(Entries from a dataset)
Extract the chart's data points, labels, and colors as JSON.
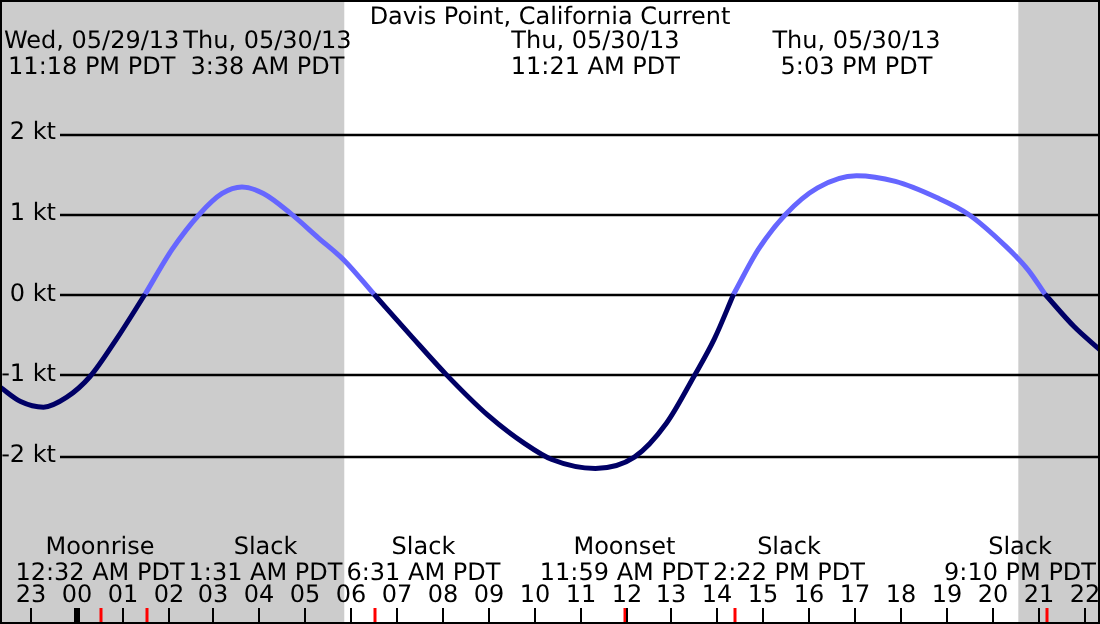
{
  "chart_data": {
    "type": "line",
    "title": "Davis Point, California Current",
    "x": [
      "--05-29T22:21",
      "--05-29T22:48",
      "--05-29T23:18",
      "--05-29T23:48",
      "--05-30T00:19",
      "--05-30T00:54",
      "--05-30T01:31",
      "--05-30T02:06",
      "--05-30T02:42",
      "--05-30T03:12",
      "--05-30T03:38",
      "--05-30T04:06",
      "--05-30T04:42",
      "--05-30T05:18",
      "--05-30T05:52",
      "--05-30T06:31",
      "--05-30T07:18",
      "--05-30T08:06",
      "--05-30T09:00",
      "--05-30T09:48",
      "--05-30T10:24",
      "--05-30T11:21",
      "--05-30T12:12",
      "--05-30T12:54",
      "--05-30T13:30",
      "--05-30T13:57",
      "--05-30T14:22",
      "--05-30T14:54",
      "--05-30T15:30",
      "--05-30T16:12",
      "--05-30T17:03",
      "--05-30T17:54",
      "--05-30T18:48",
      "--05-30T19:30",
      "--05-30T20:18",
      "--05-30T20:48",
      "--05-30T21:10",
      "--05-30T21:48",
      "--05-30T22:22"
    ],
    "series": [
      {
        "color": "#000066",
        "values": [
          -1.15,
          -1.33,
          -1.4,
          -1.28,
          -1.02,
          -0.55,
          0,
          null,
          null,
          null,
          null,
          null,
          null,
          null,
          null,
          0,
          -0.5,
          -1.0,
          -1.5,
          -1.85,
          -2.05,
          -2.16,
          -2.02,
          -1.6,
          -1.02,
          -0.55,
          0,
          null,
          null,
          null,
          null,
          null,
          null,
          null,
          null,
          null,
          0,
          -0.4,
          -0.69
        ]
      },
      {
        "color": "#6666ff",
        "values": [
          null,
          null,
          null,
          null,
          null,
          null,
          0,
          0.55,
          0.99,
          1.25,
          1.33,
          1.25,
          1.0,
          0.7,
          0.42,
          0,
          null,
          null,
          null,
          null,
          null,
          null,
          null,
          null,
          null,
          null,
          0,
          0.55,
          0.99,
          1.32,
          1.47,
          1.4,
          1.2,
          0.99,
          0.6,
          0.3,
          0,
          null,
          null
        ]
      }
    ],
    "xlim": [
      "--05-29T22:21",
      "--05-30T22:22"
    ],
    "xticks": [
      {
        "value": "--05-29T23:00",
        "label": "23"
      },
      {
        "value": "--05-30T00:00",
        "label": "00"
      },
      {
        "value": "--05-30T00:32",
        "label": null
      },
      {
        "value": "--05-30T01:00",
        "label": "01"
      },
      {
        "value": "--05-30T01:31",
        "label": null
      },
      {
        "value": "--05-30T02:00",
        "label": "02"
      },
      {
        "value": "--05-30T03:00",
        "label": "03"
      },
      {
        "value": "--05-30T04:00",
        "label": "04"
      },
      {
        "value": "--05-30T05:00",
        "label": "05"
      },
      {
        "value": "--05-30T06:00",
        "label": "06"
      },
      {
        "value": "--05-30T06:31",
        "label": null
      },
      {
        "value": "--05-30T07:00",
        "label": "07"
      },
      {
        "value": "--05-30T08:00",
        "label": "08"
      },
      {
        "value": "--05-30T09:00",
        "label": "09"
      },
      {
        "value": "--05-30T10:00",
        "label": "10"
      },
      {
        "value": "--05-30T11:00",
        "label": "11"
      },
      {
        "value": "--05-30T11:59",
        "label": null
      },
      {
        "value": "--05-30T12:00",
        "label": "12"
      },
      {
        "value": "--05-30T13:00",
        "label": "13"
      },
      {
        "value": "--05-30T14:00",
        "label": "14"
      },
      {
        "value": "--05-30T14:22",
        "label": null
      },
      {
        "value": "--05-30T15:00",
        "label": "15"
      },
      {
        "value": "--05-30T16:00",
        "label": "16"
      },
      {
        "value": "--05-30T17:00",
        "label": "17"
      },
      {
        "value": "--05-30T18:00",
        "label": "18"
      },
      {
        "value": "--05-30T19:00",
        "label": "19"
      },
      {
        "value": "--05-30T20:00",
        "label": "20"
      },
      {
        "value": "--05-30T21:00",
        "label": "21"
      },
      {
        "value": "--05-30T21:10",
        "label": null
      },
      {
        "value": "--05-30T22:00",
        "label": "22"
      }
    ],
    "ylim": [
      -4.09,
      3.65
    ],
    "yticks": [
      {
        "value": 2,
        "label": "2 kt"
      },
      {
        "value": 1,
        "label": "1 kt"
      },
      {
        "value": 0,
        "label": "0 kt"
      },
      {
        "value": -1,
        "label": "-1 kt"
      },
      {
        "value": -2,
        "label": "-2 kt"
      }
    ],
    "grid": "y",
    "bands": [
      {
        "axis": "x",
        "from": "--05-29T22:21",
        "to": "--05-30T05:52",
        "color": "#cccccc"
      },
      {
        "axis": "x",
        "from": "--05-30T20:35",
        "to": "--05-30T22:22",
        "color": "#cccccc"
      }
    ],
    "annotations": [
      "Wed, 05/29/13\n11:18 PM PDT",
      "Thu, 05/30/13\n3:38 AM PDT",
      "Thu, 05/30/13\n11:21 AM PDT",
      "Thu, 05/30/13\n5:03 PM PDT",
      "Moonrise\n12:32 AM PDT",
      "Slack\n1:31 AM PDT",
      "Slack\n6:31 AM PDT",
      "Moonset\n11:59 AM PDT",
      "Slack\n2:22 PM PDT",
      "Slack\n9:10 PM PDT"
    ]
  }
}
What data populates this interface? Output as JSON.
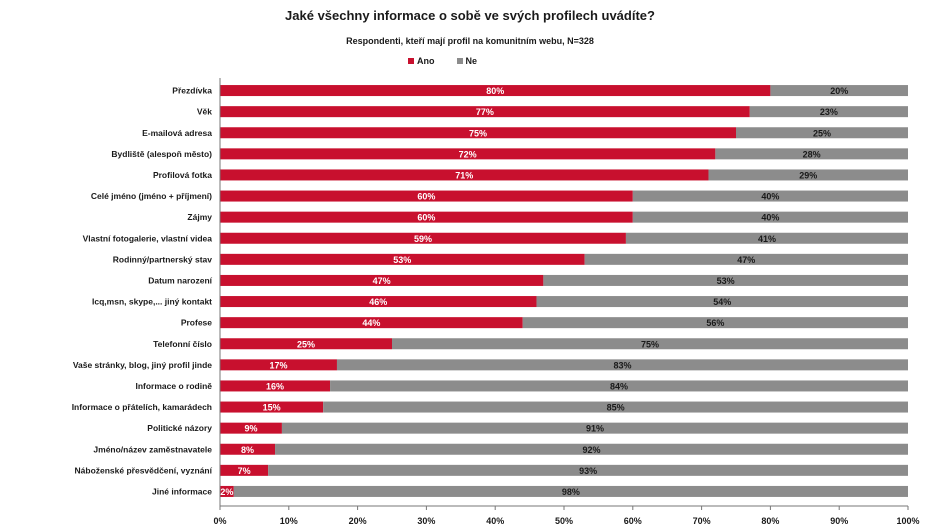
{
  "chart_data": {
    "type": "bar",
    "orientation": "horizontal",
    "stacked": "100%",
    "title": "Jaké všechny informace o sobě ve svých profilech uvádíte?",
    "subtitle": "Respondenti, kteří mají profil na komunitním webu, N=328",
    "legend_position": "top",
    "series": [
      {
        "name": "Ano",
        "color": "#c8102e"
      },
      {
        "name": "Ne",
        "color": "#8c8c8c"
      }
    ],
    "categories": [
      "Přezdívka",
      "Věk",
      "E-mailová adresa",
      "Bydliště (alespoň město)",
      "Profilová fotka",
      "Celé jméno (jméno + příjmení)",
      "Zájmy",
      "Vlastní fotogalerie, vlastní videa",
      "Rodinný/partnerský stav",
      "Datum narození",
      "Icq,msn, skype,... jiný kontakt",
      "Profese",
      "Telefonní číslo",
      "Vaše stránky, blog, jiný profil jinde",
      "Informace o rodině",
      "Informace o přátelích, kamarádech",
      "Politické názory",
      "Jméno/název zaměstnavatele",
      "Náboženské přesvědčení, vyznání",
      "Jiné informace"
    ],
    "values_ano": [
      80,
      77,
      75,
      72,
      71,
      60,
      60,
      59,
      53,
      47,
      46,
      44,
      25,
      17,
      16,
      15,
      9,
      8,
      7,
      2
    ],
    "values_ne": [
      20,
      23,
      25,
      28,
      29,
      40,
      40,
      41,
      47,
      53,
      54,
      56,
      75,
      83,
      84,
      85,
      91,
      92,
      93,
      98
    ],
    "labels_ano": [
      "80%",
      "77%",
      "75%",
      "72%",
      "71%",
      "60%",
      "60%",
      "59%",
      "53%",
      "47%",
      "46%",
      "44%",
      "25%",
      "17%",
      "16%",
      "15%",
      "9%",
      "8%",
      "7%",
      "2%"
    ],
    "labels_ne": [
      "20%",
      "23%",
      "25%",
      "28%",
      "29%",
      "40%",
      "40%",
      "41%",
      "47%",
      "53%",
      "54%",
      "56%",
      "75%",
      "83%",
      "84%",
      "85%",
      "91%",
      "92%",
      "93%",
      "98%"
    ],
    "xticks": [
      "0%",
      "10%",
      "20%",
      "30%",
      "40%",
      "50%",
      "60%",
      "70%",
      "80%",
      "90%",
      "100%"
    ],
    "xlim": [
      0,
      100
    ],
    "grid": false
  }
}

To be done:
Keep the pictures out and write out the records exactly.

Finished exercise:
Extract the chart's data points, labels, and colors as JSON.
{
  "chart_data": {
    "type": "line",
    "title": "Davis Point, California Current",
    "x": [
      "--05-29T22:21",
      "--05-29T22:48",
      "--05-29T23:18",
      "--05-29T23:48",
      "--05-30T00:19",
      "--05-30T00:54",
      "--05-30T01:31",
      "--05-30T02:06",
      "--05-30T02:42",
      "--05-30T03:12",
      "--05-30T03:38",
      "--05-30T04:06",
      "--05-30T04:42",
      "--05-30T05:18",
      "--05-30T05:52",
      "--05-30T06:31",
      "--05-30T07:18",
      "--05-30T08:06",
      "--05-30T09:00",
      "--05-30T09:48",
      "--05-30T10:24",
      "--05-30T11:21",
      "--05-30T12:12",
      "--05-30T12:54",
      "--05-30T13:30",
      "--05-30T13:57",
      "--05-30T14:22",
      "--05-30T14:54",
      "--05-30T15:30",
      "--05-30T16:12",
      "--05-30T17:03",
      "--05-30T17:54",
      "--05-30T18:48",
      "--05-30T19:30",
      "--05-30T20:18",
      "--05-30T20:48",
      "--05-30T21:10",
      "--05-30T21:48",
      "--05-30T22:22"
    ],
    "series": [
      {
        "color": "#000066",
        "values": [
          -1.15,
          -1.33,
          -1.4,
          -1.28,
          -1.02,
          -0.55,
          0,
          null,
          null,
          null,
          null,
          null,
          null,
          null,
          null,
          0,
          -0.5,
          -1.0,
          -1.5,
          -1.85,
          -2.05,
          -2.16,
          -2.02,
          -1.6,
          -1.02,
          -0.55,
          0,
          null,
          null,
          null,
          null,
          null,
          null,
          null,
          null,
          null,
          0,
          -0.4,
          -0.69
        ]
      },
      {
        "color": "#6666ff",
        "values": [
          null,
          null,
          null,
          null,
          null,
          null,
          0,
          0.55,
          0.99,
          1.25,
          1.33,
          1.25,
          1.0,
          0.7,
          0.42,
          0,
          null,
          null,
          null,
          null,
          null,
          null,
          null,
          null,
          null,
          null,
          0,
          0.55,
          0.99,
          1.32,
          1.47,
          1.4,
          1.2,
          0.99,
          0.6,
          0.3,
          0,
          null,
          null
        ]
      }
    ],
    "xlim": [
      "--05-29T22:21",
      "--05-30T22:22"
    ],
    "xticks": [
      {
        "value": "--05-29T23:00",
        "label": "23"
      },
      {
        "value": "--05-30T00:00",
        "label": "00"
      },
      {
        "value": "--05-30T00:32",
        "label": null
      },
      {
        "value": "--05-30T01:00",
        "label": "01"
      },
      {
        "value": "--05-30T01:31",
        "label": null
      },
      {
        "value": "--05-30T02:00",
        "label": "02"
      },
      {
        "value": "--05-30T03:00",
        "label": "03"
      },
      {
        "value": "--05-30T04:00",
        "label": "04"
      },
      {
        "value": "--05-30T05:00",
        "label": "05"
      },
      {
        "value": "--05-30T06:00",
        "label": "06"
      },
      {
        "value": "--05-30T06:31",
        "label": null
      },
      {
        "value": "--05-30T07:00",
        "label": "07"
      },
      {
        "value": "--05-30T08:00",
        "label": "08"
      },
      {
        "value": "--05-30T09:00",
        "label": "09"
      },
      {
        "value": "--05-30T10:00",
        "label": "10"
      },
      {
        "value": "--05-30T11:00",
        "label": "11"
      },
      {
        "value": "--05-30T11:59",
        "label": null
      },
      {
        "value": "--05-30T12:00",
        "label": "12"
      },
      {
        "value": "--05-30T13:00",
        "label": "13"
      },
      {
        "value": "--05-30T14:00",
        "label": "14"
      },
      {
        "value": "--05-30T14:22",
        "label": null
      },
      {
        "value": "--05-30T15:00",
        "label": "15"
      },
      {
        "value": "--05-30T16:00",
        "label": "16"
      },
      {
        "value": "--05-30T17:00",
        "label": "17"
      },
      {
        "value": "--05-30T18:00",
        "label": "18"
      },
      {
        "value": "--05-30T19:00",
        "label": "19"
      },
      {
        "value": "--05-30T20:00",
        "label": "20"
      },
      {
        "value": "--05-30T21:00",
        "label": "21"
      },
      {
        "value": "--05-30T21:10",
        "label": null
      },
      {
        "value": "--05-30T22:00",
        "label": "22"
      }
    ],
    "ylim": [
      -4.09,
      3.65
    ],
    "yticks": [
      {
        "value": 2,
        "label": "2 kt"
      },
      {
        "value": 1,
        "label": "1 kt"
      },
      {
        "value": 0,
        "label": "0 kt"
      },
      {
        "value": -1,
        "label": "-1 kt"
      },
      {
        "value": -2,
        "label": "-2 kt"
      }
    ],
    "grid": "y",
    "bands": [
      {
        "axis": "x",
        "from": "--05-29T22:21",
        "to": "--05-30T05:52",
        "color": "#cccccc"
      },
      {
        "axis": "x",
        "from": "--05-30T20:35",
        "to": "--05-30T22:22",
        "color": "#cccccc"
      }
    ],
    "annotations": [
      "Wed, 05/29/13\n11:18 PM PDT",
      "Thu, 05/30/13\n3:38 AM PDT",
      "Thu, 05/30/13\n11:21 AM PDT",
      "Thu, 05/30/13\n5:03 PM PDT",
      "Moonrise\n12:32 AM PDT",
      "Slack\n1:31 AM PDT",
      "Slack\n6:31 AM PDT",
      "Moonset\n11:59 AM PDT",
      "Slack\n2:22 PM PDT",
      "Slack\n9:10 PM PDT"
    ]
  }
}
What data populates this interface? Output as JSON.
{
  "chart_data": {
    "type": "bar",
    "orientation": "horizontal",
    "stacked": "100%",
    "title": "Jaké všechny informace o sobě ve svých profilech uvádíte?",
    "subtitle": "Respondenti, kteří mají profil na komunitním webu, N=328",
    "legend_position": "top",
    "series": [
      {
        "name": "Ano",
        "color": "#c8102e"
      },
      {
        "name": "Ne",
        "color": "#8c8c8c"
      }
    ],
    "categories": [
      "Přezdívka",
      "Věk",
      "E-mailová adresa",
      "Bydliště (alespoň město)",
      "Profilová fotka",
      "Celé jméno (jméno + příjmení)",
      "Zájmy",
      "Vlastní fotogalerie, vlastní videa",
      "Rodinný/partnerský stav",
      "Datum narození",
      "Icq,msn, skype,... jiný kontakt",
      "Profese",
      "Telefonní číslo",
      "Vaše stránky, blog, jiný profil jinde",
      "Informace o rodině",
      "Informace o přátelích, kamarádech",
      "Politické názory",
      "Jméno/název zaměstnavatele",
      "Náboženské přesvědčení, vyznání",
      "Jiné informace"
    ],
    "values_ano": [
      80,
      77,
      75,
      72,
      71,
      60,
      60,
      59,
      53,
      47,
      46,
      44,
      25,
      17,
      16,
      15,
      9,
      8,
      7,
      2
    ],
    "values_ne": [
      20,
      23,
      25,
      28,
      29,
      40,
      40,
      41,
      47,
      53,
      54,
      56,
      75,
      83,
      84,
      85,
      91,
      92,
      93,
      98
    ],
    "labels_ano": [
      "80%",
      "77%",
      "75%",
      "72%",
      "71%",
      "60%",
      "60%",
      "59%",
      "53%",
      "47%",
      "46%",
      "44%",
      "25%",
      "17%",
      "16%",
      "15%",
      "9%",
      "8%",
      "7%",
      "2%"
    ],
    "labels_ne": [
      "20%",
      "23%",
      "25%",
      "28%",
      "29%",
      "40%",
      "40%",
      "41%",
      "47%",
      "53%",
      "54%",
      "56%",
      "75%",
      "83%",
      "84%",
      "85%",
      "91%",
      "92%",
      "93%",
      "98%"
    ],
    "xticks": [
      "0%",
      "10%",
      "20%",
      "30%",
      "40%",
      "50%",
      "60%",
      "70%",
      "80%",
      "90%",
      "100%"
    ],
    "xlim": [
      0,
      100
    ],
    "grid": false
  }
}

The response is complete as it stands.